** START OF SUPPLIED DATA **

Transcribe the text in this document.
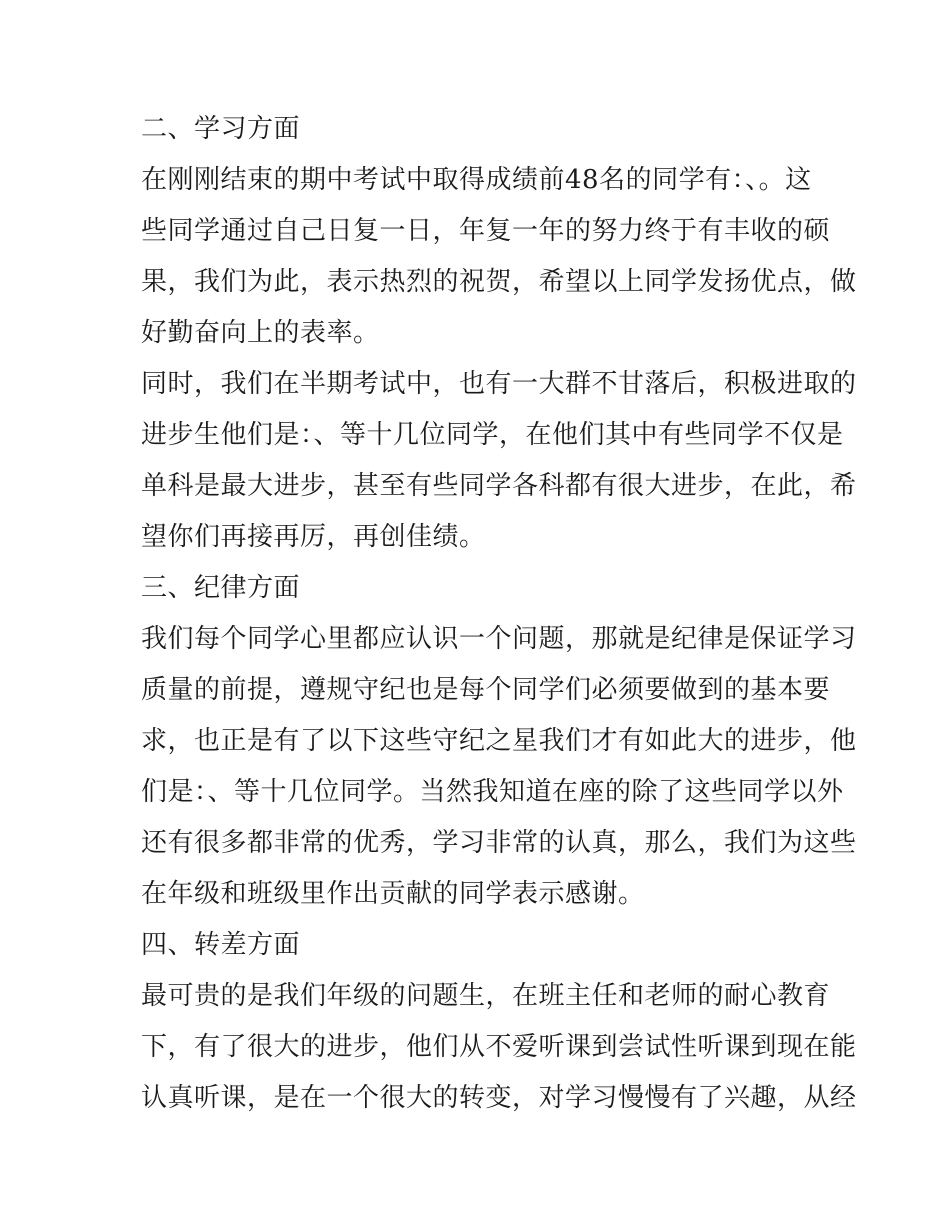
二、学习方面
在刚刚结束的期中考试中取得成绩前48名的同学有：、。这
些同学通过自己日复一日，年复一年的努力终于有丰收的硕
果，我们为此，表示热烈的祝贺，希望以上同学发扬优点，做
好勤奋向上的表率。
同时，我们在半期考试中，也有一大群不甘落后，积极进取的
进步生他们是：、等十几位同学，在他们其中有些同学不仅是
单科是最大进步，甚至有些同学各科都有很大进步，在此，希
望你们再接再厉，再创佳绩。
三、纪律方面
我们每个同学心里都应认识一个问题，那就是纪律是保证学习
质量的前提，遵规守纪也是每个同学们必须要做到的基本要
求，也正是有了以下这些守纪之星我们才有如此大的进步，他
们是：、等十几位同学。当然我知道在座的除了这些同学以外
还有很多都非常的优秀，学习非常的认真，那么，我们为这些
在年级和班级里作出贡献的同学表示感谢。
四、转差方面
最可贵的是我们年级的问题生，在班主任和老师的耐心教育
下，有了很大的进步，他们从不爱听课到尝试性听课到现在能
认真听课，是在一个很大的转变，对学习慢慢有了兴趣，从经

** END OF SUPPLIED DATA **

## EXERCISE INSTRUCTIONS
Using the listing above, gather each line that holds the string "等十几位同学" and copy it.

## RESULT OF THIS TASK
进步生他们是：、等十几位同学，在他们其中有些同学不仅是
们是：、等十几位同学。当然我知道在座的除了这些同学以外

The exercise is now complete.